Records
+-------+

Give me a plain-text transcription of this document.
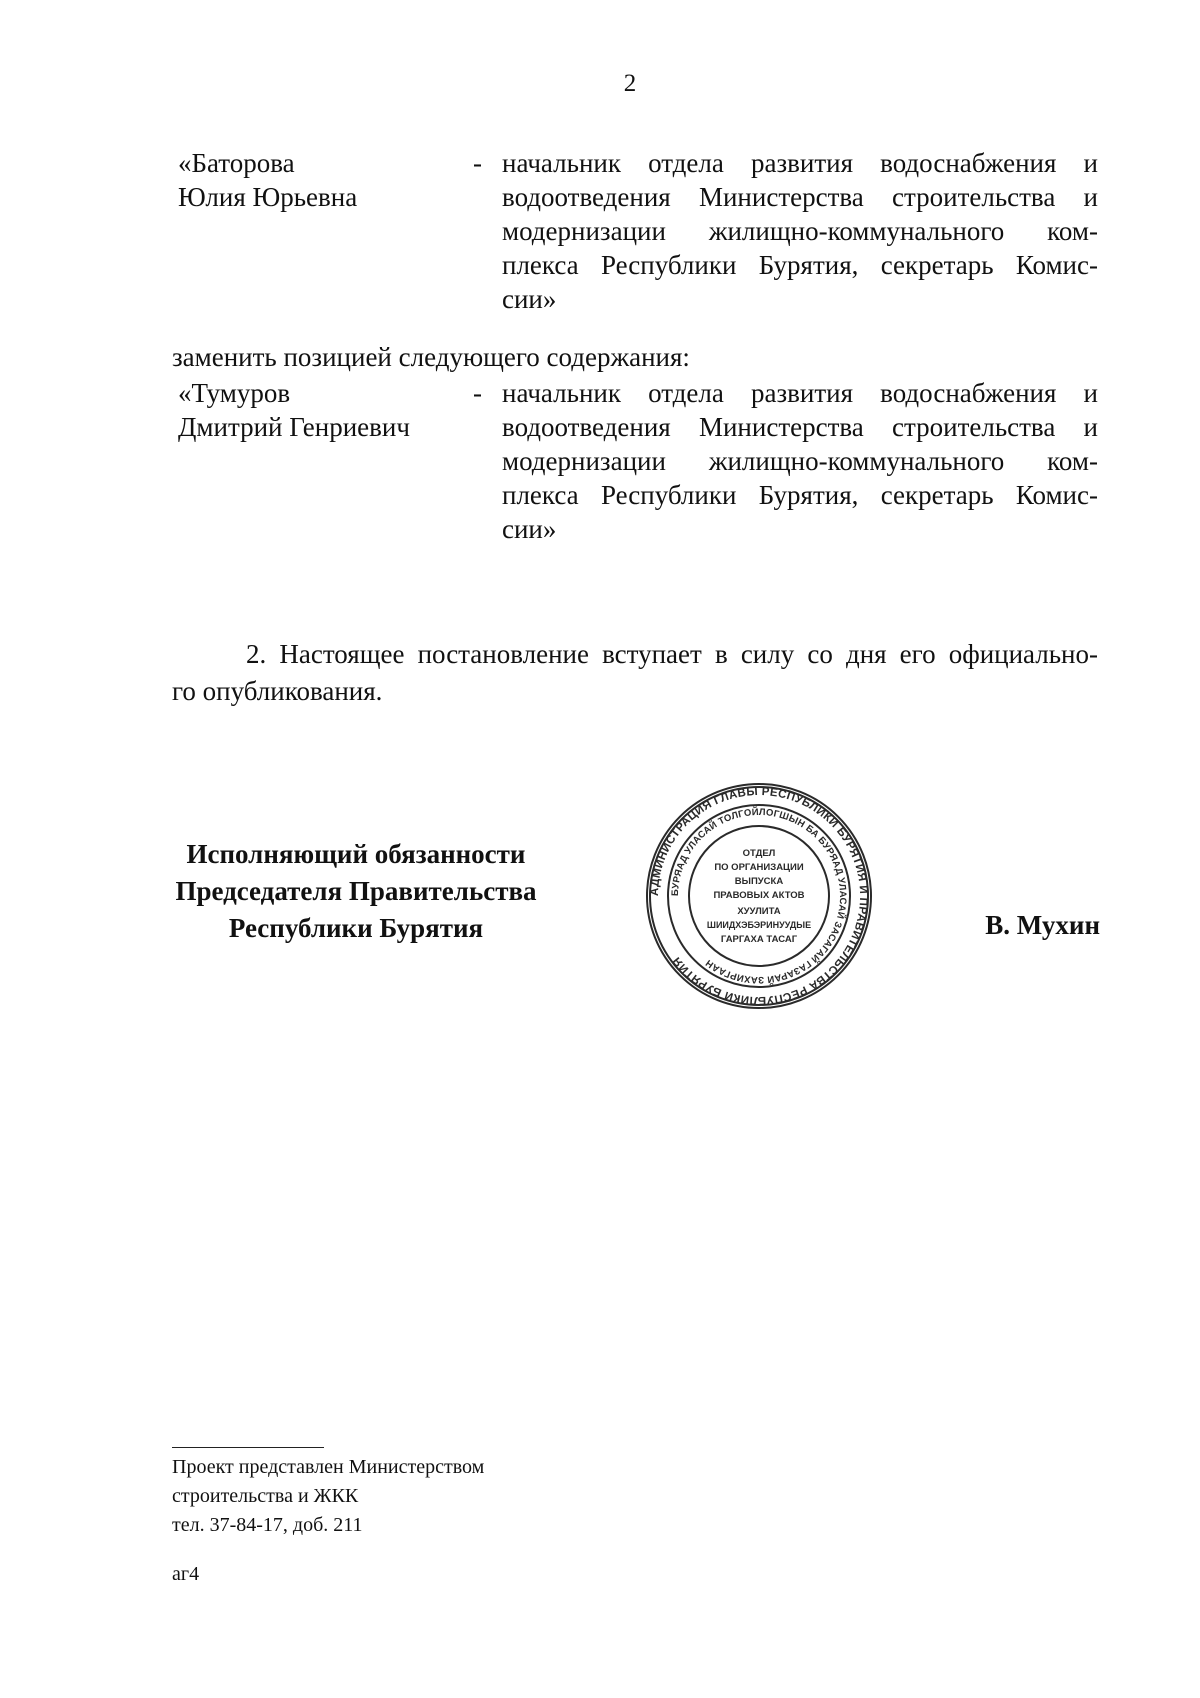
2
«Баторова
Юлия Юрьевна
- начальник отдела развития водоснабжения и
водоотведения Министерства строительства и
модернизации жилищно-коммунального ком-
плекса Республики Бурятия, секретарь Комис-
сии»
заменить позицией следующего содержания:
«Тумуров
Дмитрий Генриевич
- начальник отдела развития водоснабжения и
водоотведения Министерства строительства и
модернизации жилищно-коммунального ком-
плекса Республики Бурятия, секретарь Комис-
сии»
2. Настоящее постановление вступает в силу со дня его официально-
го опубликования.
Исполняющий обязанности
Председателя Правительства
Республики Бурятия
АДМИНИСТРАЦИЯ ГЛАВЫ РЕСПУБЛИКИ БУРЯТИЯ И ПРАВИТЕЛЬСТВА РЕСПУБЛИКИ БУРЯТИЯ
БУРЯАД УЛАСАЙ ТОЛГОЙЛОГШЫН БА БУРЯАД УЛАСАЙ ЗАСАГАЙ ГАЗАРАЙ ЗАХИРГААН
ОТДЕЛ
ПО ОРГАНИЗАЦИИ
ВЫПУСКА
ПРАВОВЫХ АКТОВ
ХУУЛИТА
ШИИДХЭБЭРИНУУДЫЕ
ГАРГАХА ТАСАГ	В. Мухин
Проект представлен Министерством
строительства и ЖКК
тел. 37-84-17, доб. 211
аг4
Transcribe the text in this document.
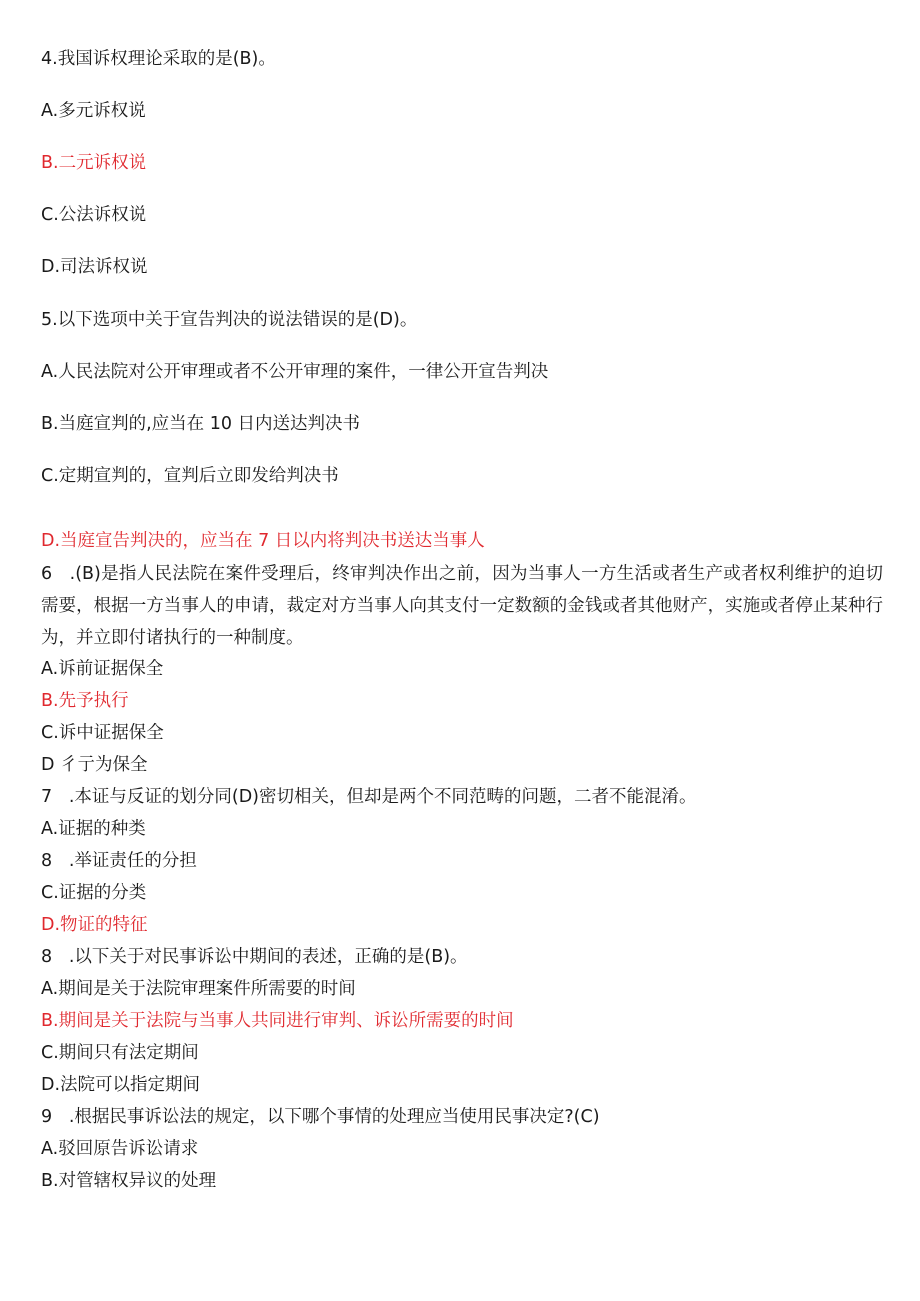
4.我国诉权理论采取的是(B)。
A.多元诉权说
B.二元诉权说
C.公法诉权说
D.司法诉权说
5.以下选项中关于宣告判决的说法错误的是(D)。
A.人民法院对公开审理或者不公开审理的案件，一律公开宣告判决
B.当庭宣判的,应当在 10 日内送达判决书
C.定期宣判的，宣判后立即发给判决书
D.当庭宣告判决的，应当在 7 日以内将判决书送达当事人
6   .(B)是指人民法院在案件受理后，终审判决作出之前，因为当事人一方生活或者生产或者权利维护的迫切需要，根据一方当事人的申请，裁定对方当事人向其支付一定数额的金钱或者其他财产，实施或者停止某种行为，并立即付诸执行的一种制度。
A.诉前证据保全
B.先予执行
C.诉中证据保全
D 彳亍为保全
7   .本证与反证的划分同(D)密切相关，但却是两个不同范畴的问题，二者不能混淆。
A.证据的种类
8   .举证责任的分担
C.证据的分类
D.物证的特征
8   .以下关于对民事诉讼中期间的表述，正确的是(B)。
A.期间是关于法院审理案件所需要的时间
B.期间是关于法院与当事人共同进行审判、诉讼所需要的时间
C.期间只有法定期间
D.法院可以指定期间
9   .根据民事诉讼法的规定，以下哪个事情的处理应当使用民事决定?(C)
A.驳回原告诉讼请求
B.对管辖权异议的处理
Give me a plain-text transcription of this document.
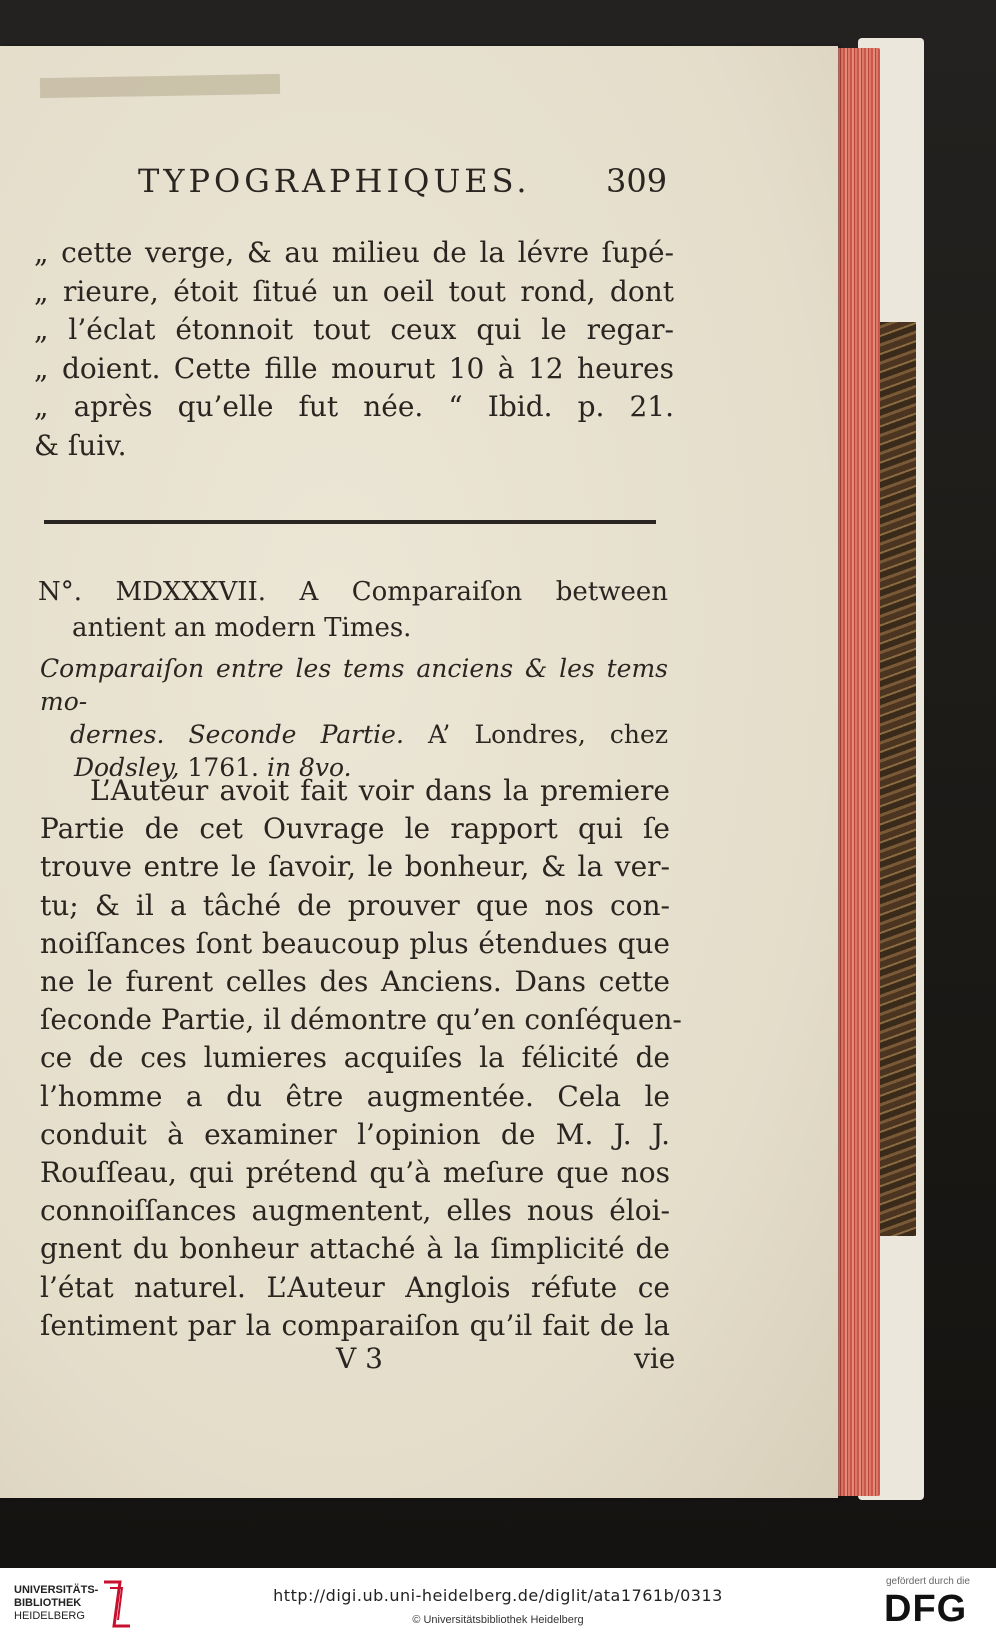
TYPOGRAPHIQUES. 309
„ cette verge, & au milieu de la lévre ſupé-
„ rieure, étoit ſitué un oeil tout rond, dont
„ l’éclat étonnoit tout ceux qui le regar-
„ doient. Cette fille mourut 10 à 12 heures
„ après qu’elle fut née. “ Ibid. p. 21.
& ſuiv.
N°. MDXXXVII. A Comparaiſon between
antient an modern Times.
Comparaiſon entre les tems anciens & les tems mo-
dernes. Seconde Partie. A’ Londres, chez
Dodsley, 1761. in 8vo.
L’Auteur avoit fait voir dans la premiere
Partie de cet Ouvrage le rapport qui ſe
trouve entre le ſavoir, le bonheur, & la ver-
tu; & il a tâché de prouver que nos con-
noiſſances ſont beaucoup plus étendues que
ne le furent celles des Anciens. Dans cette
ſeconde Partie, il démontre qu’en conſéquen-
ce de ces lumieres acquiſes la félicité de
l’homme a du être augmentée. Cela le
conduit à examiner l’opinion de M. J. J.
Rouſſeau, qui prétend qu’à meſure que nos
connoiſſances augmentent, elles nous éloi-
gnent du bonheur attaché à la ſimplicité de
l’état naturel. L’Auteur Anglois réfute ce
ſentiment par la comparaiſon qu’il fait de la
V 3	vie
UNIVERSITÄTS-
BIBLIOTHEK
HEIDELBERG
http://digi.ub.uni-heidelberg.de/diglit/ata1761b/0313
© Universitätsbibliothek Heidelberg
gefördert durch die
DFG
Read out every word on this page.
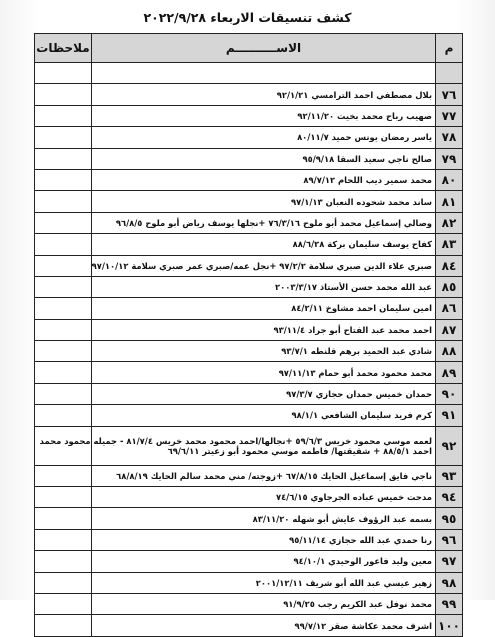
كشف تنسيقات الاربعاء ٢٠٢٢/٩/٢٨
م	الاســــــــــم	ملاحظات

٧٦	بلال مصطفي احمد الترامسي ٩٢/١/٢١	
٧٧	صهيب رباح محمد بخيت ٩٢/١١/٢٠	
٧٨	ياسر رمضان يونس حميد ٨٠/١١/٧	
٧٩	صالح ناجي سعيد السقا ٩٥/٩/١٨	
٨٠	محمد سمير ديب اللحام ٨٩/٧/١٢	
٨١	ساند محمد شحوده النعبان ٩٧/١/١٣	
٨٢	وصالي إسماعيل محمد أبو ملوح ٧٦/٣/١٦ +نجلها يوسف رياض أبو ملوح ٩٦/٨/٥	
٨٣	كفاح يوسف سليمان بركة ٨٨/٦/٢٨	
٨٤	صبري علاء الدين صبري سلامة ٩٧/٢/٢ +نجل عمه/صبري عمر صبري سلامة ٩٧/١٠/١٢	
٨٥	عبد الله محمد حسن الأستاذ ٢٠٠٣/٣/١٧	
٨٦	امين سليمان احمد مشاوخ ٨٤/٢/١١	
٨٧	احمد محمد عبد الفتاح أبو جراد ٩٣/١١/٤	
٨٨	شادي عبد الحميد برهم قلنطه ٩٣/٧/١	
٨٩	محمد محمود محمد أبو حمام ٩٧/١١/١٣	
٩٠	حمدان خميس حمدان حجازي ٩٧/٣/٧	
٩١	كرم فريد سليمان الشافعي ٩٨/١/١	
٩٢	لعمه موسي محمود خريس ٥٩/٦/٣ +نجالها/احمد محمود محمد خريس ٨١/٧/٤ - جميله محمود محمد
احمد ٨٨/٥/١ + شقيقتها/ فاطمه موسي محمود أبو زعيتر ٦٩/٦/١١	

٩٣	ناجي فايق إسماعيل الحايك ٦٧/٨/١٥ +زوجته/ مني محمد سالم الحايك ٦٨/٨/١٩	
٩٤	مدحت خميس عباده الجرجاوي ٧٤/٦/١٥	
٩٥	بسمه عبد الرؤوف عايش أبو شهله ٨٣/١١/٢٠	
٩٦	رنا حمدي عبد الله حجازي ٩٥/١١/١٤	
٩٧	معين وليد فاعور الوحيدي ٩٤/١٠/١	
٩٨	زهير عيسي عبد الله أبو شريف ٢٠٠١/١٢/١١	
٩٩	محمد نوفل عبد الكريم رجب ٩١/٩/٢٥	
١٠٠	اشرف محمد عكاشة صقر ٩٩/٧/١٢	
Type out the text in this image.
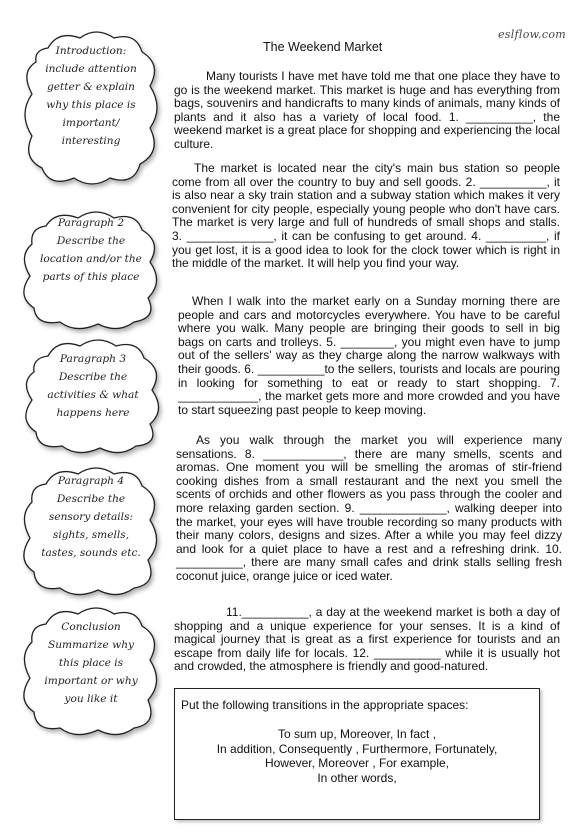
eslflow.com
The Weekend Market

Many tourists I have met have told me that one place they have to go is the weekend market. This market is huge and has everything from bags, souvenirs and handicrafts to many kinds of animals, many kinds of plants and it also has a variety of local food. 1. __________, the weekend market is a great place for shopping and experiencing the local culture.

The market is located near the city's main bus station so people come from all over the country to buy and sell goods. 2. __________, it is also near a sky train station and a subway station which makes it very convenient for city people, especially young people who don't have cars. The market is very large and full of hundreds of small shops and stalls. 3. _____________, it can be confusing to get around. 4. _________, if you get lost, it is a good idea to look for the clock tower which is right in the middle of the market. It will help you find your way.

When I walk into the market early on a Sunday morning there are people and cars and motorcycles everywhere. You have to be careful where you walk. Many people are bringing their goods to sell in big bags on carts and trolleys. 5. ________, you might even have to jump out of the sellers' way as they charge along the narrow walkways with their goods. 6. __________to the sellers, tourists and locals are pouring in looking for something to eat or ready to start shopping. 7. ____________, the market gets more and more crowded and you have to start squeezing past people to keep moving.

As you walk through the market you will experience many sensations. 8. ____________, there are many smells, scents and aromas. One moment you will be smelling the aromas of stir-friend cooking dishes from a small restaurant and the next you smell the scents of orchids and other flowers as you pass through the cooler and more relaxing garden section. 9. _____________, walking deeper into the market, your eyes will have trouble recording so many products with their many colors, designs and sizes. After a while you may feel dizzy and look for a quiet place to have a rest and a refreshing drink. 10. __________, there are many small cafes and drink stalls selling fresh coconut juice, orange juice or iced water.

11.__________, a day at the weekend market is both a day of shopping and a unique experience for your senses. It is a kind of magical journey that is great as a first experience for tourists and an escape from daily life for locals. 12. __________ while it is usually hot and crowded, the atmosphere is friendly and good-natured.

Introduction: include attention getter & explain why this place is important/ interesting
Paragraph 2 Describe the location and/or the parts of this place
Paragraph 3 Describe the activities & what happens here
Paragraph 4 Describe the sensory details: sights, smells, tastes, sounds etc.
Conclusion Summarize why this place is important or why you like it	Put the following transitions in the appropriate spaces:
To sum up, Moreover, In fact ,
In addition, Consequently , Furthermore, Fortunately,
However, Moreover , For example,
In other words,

+-------+

Search the entries for the word "الله" and copy every line that has it.

# [Full response]
٨٥	عبد الله محمد حسن الأستاذ ٢٠٠٣/٣/١٧	
٩٦	رنا حمدي عبد الله حجازي ٩٥/١١/١٤	
٩٨	زهير عيسي عبد الله أبو شريف ٢٠٠١/١٢/١١	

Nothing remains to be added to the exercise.